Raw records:

•••

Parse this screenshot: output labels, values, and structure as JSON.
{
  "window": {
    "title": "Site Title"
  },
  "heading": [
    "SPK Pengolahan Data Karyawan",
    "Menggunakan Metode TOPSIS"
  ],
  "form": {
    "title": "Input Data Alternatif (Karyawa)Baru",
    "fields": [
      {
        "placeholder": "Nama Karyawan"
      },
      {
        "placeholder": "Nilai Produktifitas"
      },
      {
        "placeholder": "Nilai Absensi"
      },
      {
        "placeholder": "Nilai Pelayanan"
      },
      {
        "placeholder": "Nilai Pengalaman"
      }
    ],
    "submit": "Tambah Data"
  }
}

•••

- [What to produce]
Transcribe each record exactly. Leave nothing out.

- [Correct result]
Parse this screenshot: output labels, values, and structure as JSON.
{
  "window": {
    "title": "Site Title"
  },
  "heading": [
    "SPK Pengolahan Data Karyawan",
    "Menggunakan Metode TOPSIS"
  ],
  "form": {
    "title": "Input Data Alternatif (Karyawa)Baru",
    "fields": [
      {
        "placeholder": "Nama Karyawan"
      },
      {
        "placeholder": "Nilai Produktifitas"
      },
      {
        "placeholder": "Nilai Absensi"
      },
      {
        "placeholder": "Nilai Pelayanan"
      },
      {
        "placeholder": "Nilai Pengalaman"
      }
    ],
    "submit": "Tambah Data"
  }
}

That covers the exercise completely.